• _Instructions for the task_
Where a line below holds the string "Hagure", copy that line.
┌─ Rows
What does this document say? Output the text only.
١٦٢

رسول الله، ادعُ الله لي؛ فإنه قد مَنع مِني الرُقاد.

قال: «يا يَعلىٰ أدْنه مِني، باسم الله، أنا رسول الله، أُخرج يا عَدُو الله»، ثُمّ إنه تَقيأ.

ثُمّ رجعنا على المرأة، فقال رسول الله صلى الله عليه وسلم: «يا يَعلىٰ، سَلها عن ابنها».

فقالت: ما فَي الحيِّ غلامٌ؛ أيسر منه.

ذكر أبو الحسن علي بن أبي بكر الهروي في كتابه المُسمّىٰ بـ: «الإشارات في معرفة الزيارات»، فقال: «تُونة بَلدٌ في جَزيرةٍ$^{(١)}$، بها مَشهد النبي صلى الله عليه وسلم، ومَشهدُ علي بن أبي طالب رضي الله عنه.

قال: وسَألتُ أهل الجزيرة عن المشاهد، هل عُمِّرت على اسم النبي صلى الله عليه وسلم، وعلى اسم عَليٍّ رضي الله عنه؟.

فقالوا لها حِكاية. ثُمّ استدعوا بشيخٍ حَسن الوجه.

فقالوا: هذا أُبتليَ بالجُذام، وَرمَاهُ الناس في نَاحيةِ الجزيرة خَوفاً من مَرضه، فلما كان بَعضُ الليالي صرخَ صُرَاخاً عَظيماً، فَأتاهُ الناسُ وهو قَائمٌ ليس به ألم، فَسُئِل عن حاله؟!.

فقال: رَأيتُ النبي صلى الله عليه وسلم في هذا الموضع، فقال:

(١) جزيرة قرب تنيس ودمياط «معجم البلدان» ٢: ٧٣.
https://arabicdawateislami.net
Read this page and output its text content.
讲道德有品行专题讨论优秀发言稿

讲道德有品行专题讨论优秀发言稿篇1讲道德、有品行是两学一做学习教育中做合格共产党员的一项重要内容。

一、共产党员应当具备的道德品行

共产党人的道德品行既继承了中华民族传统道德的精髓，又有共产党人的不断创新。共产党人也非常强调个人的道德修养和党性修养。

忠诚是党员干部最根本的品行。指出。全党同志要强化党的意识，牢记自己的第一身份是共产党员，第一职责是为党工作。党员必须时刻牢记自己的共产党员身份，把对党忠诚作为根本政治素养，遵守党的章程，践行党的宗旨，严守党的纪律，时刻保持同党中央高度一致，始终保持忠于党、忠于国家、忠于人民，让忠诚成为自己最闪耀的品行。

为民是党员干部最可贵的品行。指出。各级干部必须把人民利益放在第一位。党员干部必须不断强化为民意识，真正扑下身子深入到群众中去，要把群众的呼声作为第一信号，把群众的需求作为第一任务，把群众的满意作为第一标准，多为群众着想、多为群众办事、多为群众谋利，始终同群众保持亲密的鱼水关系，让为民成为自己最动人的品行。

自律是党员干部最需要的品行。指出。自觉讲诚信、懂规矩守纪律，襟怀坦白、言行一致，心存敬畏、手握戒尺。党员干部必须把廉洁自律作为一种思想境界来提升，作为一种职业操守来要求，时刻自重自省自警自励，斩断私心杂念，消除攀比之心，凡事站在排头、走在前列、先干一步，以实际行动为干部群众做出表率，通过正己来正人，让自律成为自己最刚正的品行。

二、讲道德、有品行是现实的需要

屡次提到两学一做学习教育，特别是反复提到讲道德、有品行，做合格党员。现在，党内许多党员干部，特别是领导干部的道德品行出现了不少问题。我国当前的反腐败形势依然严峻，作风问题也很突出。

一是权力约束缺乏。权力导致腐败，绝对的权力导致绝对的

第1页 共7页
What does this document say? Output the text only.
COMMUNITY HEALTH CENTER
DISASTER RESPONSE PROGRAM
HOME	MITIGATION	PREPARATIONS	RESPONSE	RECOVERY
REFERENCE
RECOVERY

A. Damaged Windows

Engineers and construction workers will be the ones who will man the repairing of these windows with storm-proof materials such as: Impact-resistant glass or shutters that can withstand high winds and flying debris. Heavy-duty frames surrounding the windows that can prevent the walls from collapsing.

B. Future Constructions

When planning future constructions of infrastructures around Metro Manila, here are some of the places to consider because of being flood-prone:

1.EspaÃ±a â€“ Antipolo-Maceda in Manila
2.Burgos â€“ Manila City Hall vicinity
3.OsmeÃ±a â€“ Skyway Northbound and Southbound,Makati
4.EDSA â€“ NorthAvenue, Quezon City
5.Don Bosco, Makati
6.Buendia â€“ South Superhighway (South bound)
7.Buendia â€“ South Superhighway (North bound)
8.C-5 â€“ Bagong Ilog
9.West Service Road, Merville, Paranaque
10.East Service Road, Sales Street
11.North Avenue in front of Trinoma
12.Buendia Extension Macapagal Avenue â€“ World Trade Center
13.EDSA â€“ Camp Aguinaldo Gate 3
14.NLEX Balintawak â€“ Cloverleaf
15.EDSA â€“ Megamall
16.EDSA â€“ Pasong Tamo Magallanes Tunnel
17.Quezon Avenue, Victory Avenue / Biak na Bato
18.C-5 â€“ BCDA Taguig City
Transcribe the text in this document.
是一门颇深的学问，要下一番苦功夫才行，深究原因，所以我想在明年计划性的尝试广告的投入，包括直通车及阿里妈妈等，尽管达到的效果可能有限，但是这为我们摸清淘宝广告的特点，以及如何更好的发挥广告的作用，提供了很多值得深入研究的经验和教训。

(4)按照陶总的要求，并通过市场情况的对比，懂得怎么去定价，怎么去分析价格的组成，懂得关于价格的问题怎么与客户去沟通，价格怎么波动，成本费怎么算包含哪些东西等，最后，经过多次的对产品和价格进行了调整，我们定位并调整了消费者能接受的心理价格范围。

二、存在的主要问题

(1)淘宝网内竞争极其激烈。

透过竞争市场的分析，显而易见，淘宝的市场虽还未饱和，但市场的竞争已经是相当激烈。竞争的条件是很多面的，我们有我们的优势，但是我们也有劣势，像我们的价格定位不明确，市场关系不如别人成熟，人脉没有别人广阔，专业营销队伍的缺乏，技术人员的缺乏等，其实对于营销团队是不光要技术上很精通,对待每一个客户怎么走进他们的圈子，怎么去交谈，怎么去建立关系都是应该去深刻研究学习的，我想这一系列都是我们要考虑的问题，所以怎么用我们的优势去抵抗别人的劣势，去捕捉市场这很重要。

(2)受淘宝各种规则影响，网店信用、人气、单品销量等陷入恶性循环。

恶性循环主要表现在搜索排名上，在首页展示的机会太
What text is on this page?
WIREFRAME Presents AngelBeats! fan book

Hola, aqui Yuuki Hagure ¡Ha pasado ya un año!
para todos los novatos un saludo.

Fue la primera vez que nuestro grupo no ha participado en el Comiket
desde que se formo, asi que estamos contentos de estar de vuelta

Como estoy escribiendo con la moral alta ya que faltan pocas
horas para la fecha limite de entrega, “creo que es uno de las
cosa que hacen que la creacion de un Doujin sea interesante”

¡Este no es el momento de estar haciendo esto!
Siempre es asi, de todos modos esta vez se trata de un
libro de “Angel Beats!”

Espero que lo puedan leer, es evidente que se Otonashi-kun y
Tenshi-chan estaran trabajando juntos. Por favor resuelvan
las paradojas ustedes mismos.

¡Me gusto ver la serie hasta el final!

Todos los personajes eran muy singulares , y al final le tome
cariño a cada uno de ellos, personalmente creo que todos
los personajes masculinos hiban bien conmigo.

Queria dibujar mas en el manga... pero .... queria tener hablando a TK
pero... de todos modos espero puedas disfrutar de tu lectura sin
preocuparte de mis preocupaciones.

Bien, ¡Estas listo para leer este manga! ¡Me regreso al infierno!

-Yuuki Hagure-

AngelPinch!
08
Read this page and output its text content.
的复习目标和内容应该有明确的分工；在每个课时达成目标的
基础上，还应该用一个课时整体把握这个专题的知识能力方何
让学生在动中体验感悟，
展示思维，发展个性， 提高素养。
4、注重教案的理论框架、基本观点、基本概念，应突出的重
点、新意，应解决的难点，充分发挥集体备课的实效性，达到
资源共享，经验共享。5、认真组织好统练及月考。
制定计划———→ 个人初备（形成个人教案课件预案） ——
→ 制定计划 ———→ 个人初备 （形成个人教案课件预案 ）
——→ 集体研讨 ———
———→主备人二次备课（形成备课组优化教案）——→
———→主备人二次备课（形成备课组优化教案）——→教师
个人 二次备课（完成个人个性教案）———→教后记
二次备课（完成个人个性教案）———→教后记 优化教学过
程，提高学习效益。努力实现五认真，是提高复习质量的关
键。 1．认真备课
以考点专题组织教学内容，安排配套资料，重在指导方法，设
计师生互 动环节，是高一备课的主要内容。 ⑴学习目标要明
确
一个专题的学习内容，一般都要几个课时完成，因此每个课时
└─
• _Finished task_
Hola, aqui Yuuki Hagure ¡Ha pasado ya un año!
-Yuuki Hagure-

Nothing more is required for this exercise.